[Data entries]
********************

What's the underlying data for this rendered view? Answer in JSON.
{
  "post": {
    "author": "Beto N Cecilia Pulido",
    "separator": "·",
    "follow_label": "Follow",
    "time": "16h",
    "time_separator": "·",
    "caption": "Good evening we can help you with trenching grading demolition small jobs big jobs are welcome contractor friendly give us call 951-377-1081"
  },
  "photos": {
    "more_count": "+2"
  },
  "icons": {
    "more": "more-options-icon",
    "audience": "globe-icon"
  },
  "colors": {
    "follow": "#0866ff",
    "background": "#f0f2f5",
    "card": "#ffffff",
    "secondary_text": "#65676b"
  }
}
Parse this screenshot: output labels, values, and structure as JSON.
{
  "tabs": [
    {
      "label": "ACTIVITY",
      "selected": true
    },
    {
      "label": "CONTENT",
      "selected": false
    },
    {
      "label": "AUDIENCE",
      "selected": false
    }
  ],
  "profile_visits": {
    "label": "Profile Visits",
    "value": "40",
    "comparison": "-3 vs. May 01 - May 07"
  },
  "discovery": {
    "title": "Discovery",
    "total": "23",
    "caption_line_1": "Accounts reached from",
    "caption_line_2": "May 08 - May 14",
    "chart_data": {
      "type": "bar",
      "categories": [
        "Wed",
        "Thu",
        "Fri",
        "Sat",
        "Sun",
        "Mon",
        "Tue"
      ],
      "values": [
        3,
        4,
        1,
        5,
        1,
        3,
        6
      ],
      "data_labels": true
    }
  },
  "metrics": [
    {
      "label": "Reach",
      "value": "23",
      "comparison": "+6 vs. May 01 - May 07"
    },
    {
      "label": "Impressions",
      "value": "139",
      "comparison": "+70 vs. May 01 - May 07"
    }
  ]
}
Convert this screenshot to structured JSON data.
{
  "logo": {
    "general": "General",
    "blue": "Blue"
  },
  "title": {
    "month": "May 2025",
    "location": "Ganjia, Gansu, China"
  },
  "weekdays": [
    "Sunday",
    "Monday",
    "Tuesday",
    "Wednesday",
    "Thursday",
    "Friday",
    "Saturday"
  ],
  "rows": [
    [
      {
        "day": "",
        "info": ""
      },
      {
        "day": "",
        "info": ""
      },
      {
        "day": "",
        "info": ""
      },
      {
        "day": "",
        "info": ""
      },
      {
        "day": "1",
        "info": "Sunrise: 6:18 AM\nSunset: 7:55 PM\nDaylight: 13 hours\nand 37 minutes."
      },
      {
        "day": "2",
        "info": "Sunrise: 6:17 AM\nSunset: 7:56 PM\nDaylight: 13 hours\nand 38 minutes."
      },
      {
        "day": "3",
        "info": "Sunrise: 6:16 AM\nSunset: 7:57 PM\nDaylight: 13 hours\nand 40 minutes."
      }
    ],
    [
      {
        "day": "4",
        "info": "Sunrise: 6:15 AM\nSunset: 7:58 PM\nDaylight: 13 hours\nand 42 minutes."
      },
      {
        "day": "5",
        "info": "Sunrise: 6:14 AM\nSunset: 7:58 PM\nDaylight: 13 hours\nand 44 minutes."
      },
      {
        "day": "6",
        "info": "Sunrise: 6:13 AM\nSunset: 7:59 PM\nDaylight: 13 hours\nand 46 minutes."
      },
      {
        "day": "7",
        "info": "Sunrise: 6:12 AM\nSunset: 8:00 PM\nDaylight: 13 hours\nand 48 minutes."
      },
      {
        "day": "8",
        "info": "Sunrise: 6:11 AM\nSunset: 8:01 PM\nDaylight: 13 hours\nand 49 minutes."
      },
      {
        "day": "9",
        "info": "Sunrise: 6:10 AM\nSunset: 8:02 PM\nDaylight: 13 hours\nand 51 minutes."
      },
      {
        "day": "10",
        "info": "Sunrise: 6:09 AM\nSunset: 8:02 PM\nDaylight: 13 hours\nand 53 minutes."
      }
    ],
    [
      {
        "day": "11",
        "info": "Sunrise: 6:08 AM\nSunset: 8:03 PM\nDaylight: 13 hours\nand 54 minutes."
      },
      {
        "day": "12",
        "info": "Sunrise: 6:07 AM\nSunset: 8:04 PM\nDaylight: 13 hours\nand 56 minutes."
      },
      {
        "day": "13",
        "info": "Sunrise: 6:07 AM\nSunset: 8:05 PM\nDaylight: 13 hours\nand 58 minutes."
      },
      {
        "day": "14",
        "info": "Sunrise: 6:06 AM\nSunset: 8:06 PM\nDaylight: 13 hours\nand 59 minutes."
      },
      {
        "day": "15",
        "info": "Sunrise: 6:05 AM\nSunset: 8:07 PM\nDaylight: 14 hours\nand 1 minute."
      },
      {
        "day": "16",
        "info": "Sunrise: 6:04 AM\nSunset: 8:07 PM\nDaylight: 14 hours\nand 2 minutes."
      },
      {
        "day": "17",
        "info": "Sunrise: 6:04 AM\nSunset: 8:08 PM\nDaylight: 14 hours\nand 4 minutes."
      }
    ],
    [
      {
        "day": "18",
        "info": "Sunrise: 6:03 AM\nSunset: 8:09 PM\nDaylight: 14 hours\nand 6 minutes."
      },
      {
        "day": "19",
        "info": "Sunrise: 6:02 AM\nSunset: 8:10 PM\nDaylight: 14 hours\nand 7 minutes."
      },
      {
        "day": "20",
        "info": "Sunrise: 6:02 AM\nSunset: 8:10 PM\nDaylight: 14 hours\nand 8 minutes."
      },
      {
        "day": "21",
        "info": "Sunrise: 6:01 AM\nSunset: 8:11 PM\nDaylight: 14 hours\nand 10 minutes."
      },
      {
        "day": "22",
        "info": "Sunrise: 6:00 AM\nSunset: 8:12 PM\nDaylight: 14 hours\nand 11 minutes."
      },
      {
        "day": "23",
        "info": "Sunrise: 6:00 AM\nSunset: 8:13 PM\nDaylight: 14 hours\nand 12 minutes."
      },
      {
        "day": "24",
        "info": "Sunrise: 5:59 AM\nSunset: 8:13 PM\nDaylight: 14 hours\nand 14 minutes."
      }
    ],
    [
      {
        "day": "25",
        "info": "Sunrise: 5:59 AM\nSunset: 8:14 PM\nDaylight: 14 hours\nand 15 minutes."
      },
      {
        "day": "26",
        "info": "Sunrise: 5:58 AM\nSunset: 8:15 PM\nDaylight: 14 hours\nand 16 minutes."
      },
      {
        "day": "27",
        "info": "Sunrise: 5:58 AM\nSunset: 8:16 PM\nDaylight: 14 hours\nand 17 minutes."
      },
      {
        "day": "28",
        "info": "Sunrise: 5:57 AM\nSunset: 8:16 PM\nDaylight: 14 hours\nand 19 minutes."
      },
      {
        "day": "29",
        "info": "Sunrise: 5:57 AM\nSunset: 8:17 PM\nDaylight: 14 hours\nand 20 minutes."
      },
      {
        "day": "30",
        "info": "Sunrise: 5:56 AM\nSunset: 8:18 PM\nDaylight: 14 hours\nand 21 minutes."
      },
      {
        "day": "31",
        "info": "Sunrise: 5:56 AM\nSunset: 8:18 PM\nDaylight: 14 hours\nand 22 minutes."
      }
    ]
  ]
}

********************

WHAT YOU HAVE TO DO. Set down every line of the listing above again, exactly as given.

TASK ANSWER.
What's the underlying data for this rendered view? Answer in JSON.
{
  "post": {
    "author": "Beto N Cecilia Pulido",
    "separator": "·",
    "follow_label": "Follow",
    "time": "16h",
    "time_separator": "·",
    "caption": "Good evening we can help you with trenching grading demolition small jobs big jobs are welcome contractor friendly give us call 951-377-1081"
  },
  "photos": {
    "more_count": "+2"
  },
  "icons": {
    "more": "more-options-icon",
    "audience": "globe-icon"
  },
  "colors": {
    "follow": "#0866ff",
    "background": "#f0f2f5",
    "card": "#ffffff",
    "secondary_text": "#65676b"
  }
}
Parse this screenshot: output labels, values, and structure as JSON.
{
  "tabs": [
    {
      "label": "ACTIVITY",
      "selected": true
    },
    {
      "label": "CONTENT",
      "selected": false
    },
    {
      "label": "AUDIENCE",
      "selected": false
    }
  ],
  "profile_visits": {
    "label": "Profile Visits",
    "value": "40",
    "comparison": "-3 vs. May 01 - May 07"
  },
  "discovery": {
    "title": "Discovery",
    "total": "23",
    "caption_line_1": "Accounts reached from",
    "caption_line_2": "May 08 - May 14",
    "chart_data": {
      "type": "bar",
      "categories": [
        "Wed",
        "Thu",
        "Fri",
        "Sat",
        "Sun",
        "Mon",
        "Tue"
      ],
      "values": [
        3,
        4,
        1,
        5,
        1,
        3,
        6
      ],
      "data_labels": true
    }
  },
  "metrics": [
    {
      "label": "Reach",
      "value": "23",
      "comparison": "+6 vs. May 01 - May 07"
    },
    {
      "label": "Impressions",
      "value": "139",
      "comparison": "+70 vs. May 01 - May 07"
    }
  ]
}
Convert this screenshot to structured JSON data.
{
  "logo": {
    "general": "General",
    "blue": "Blue"
  },
  "title": {
    "month": "May 2025",
    "location": "Ganjia, Gansu, China"
  },
  "weekdays": [
    "Sunday",
    "Monday",
    "Tuesday",
    "Wednesday",
    "Thursday",
    "Friday",
    "Saturday"
  ],
  "rows": [
    [
      {
        "day": "",
        "info": ""
      },
      {
        "day": "",
        "info": ""
      },
      {
        "day": "",
        "info": ""
      },
      {
        "day": "",
        "info": ""
      },
      {
        "day": "1",
        "info": "Sunrise: 6:18 AM\nSunset: 7:55 PM\nDaylight: 13 hours\nand 37 minutes."
      },
      {
        "day": "2",
        "info": "Sunrise: 6:17 AM\nSunset: 7:56 PM\nDaylight: 13 hours\nand 38 minutes."
      },
      {
        "day": "3",
        "info": "Sunrise: 6:16 AM\nSunset: 7:57 PM\nDaylight: 13 hours\nand 40 minutes."
      }
    ],
    [
      {
        "day": "4",
        "info": "Sunrise: 6:15 AM\nSunset: 7:58 PM\nDaylight: 13 hours\nand 42 minutes."
      },
      {
        "day": "5",
        "info": "Sunrise: 6:14 AM\nSunset: 7:58 PM\nDaylight: 13 hours\nand 44 minutes."
      },
      {
        "day": "6",
        "info": "Sunrise: 6:13 AM\nSunset: 7:59 PM\nDaylight: 13 hours\nand 46 minutes."
      },
      {
        "day": "7",
        "info": "Sunrise: 6:12 AM\nSunset: 8:00 PM\nDaylight: 13 hours\nand 48 minutes."
      },
      {
        "day": "8",
        "info": "Sunrise: 6:11 AM\nSunset: 8:01 PM\nDaylight: 13 hours\nand 49 minutes."
      },
      {
        "day": "9",
        "info": "Sunrise: 6:10 AM\nSunset: 8:02 PM\nDaylight: 13 hours\nand 51 minutes."
      },
      {
        "day": "10",
        "info": "Sunrise: 6:09 AM\nSunset: 8:02 PM\nDaylight: 13 hours\nand 53 minutes."
      }
    ],
    [
      {
        "day": "11",
        "info": "Sunrise: 6:08 AM\nSunset: 8:03 PM\nDaylight: 13 hours\nand 54 minutes."
      },
      {
        "day": "12",
        "info": "Sunrise: 6:07 AM\nSunset: 8:04 PM\nDaylight: 13 hours\nand 56 minutes."
      },
      {
        "day": "13",
        "info": "Sunrise: 6:07 AM\nSunset: 8:05 PM\nDaylight: 13 hours\nand 58 minutes."
      },
      {
        "day": "14",
        "info": "Sunrise: 6:06 AM\nSunset: 8:06 PM\nDaylight: 13 hours\nand 59 minutes."
      },
      {
        "day": "15",
        "info": "Sunrise: 6:05 AM\nSunset: 8:07 PM\nDaylight: 14 hours\nand 1 minute."
      },
      {
        "day": "16",
        "info": "Sunrise: 6:04 AM\nSunset: 8:07 PM\nDaylight: 14 hours\nand 2 minutes."
      },
      {
        "day": "17",
        "info": "Sunrise: 6:04 AM\nSunset: 8:08 PM\nDaylight: 14 hours\nand 4 minutes."
      }
    ],
    [
      {
        "day": "18",
        "info": "Sunrise: 6:03 AM\nSunset: 8:09 PM\nDaylight: 14 hours\nand 6 minutes."
      },
      {
        "day": "19",
        "info": "Sunrise: 6:02 AM\nSunset: 8:10 PM\nDaylight: 14 hours\nand 7 minutes."
      },
      {
        "day": "20",
        "info": "Sunrise: 6:02 AM\nSunset: 8:10 PM\nDaylight: 14 hours\nand 8 minutes."
      },
      {
        "day": "21",
        "info": "Sunrise: 6:01 AM\nSunset: 8:11 PM\nDaylight: 14 hours\nand 10 minutes."
      },
      {
        "day": "22",
        "info": "Sunrise: 6:00 AM\nSunset: 8:12 PM\nDaylight: 14 hours\nand 11 minutes."
      },
      {
        "day": "23",
        "info": "Sunrise: 6:00 AM\nSunset: 8:13 PM\nDaylight: 14 hours\nand 12 minutes."
      },
      {
        "day": "24",
        "info": "Sunrise: 5:59 AM\nSunset: 8:13 PM\nDaylight: 14 hours\nand 14 minutes."
      }
    ],
    [
      {
        "day": "25",
        "info": "Sunrise: 5:59 AM\nSunset: 8:14 PM\nDaylight: 14 hours\nand 15 minutes."
      },
      {
        "day": "26",
        "info": "Sunrise: 5:58 AM\nSunset: 8:15 PM\nDaylight: 14 hours\nand 16 minutes."
      },
      {
        "day": "27",
        "info": "Sunrise: 5:58 AM\nSunset: 8:16 PM\nDaylight: 14 hours\nand 17 minutes."
      },
      {
        "day": "28",
        "info": "Sunrise: 5:57 AM\nSunset: 8:16 PM\nDaylight: 14 hours\nand 19 minutes."
      },
      {
        "day": "29",
        "info": "Sunrise: 5:57 AM\nSunset: 8:17 PM\nDaylight: 14 hours\nand 20 minutes."
      },
      {
        "day": "30",
        "info": "Sunrise: 5:56 AM\nSunset: 8:18 PM\nDaylight: 14 hours\nand 21 minutes."
      },
      {
        "day": "31",
        "info": "Sunrise: 5:56 AM\nSunset: 8:18 PM\nDaylight: 14 hours\nand 22 minutes."
      }
    ]
  ]
}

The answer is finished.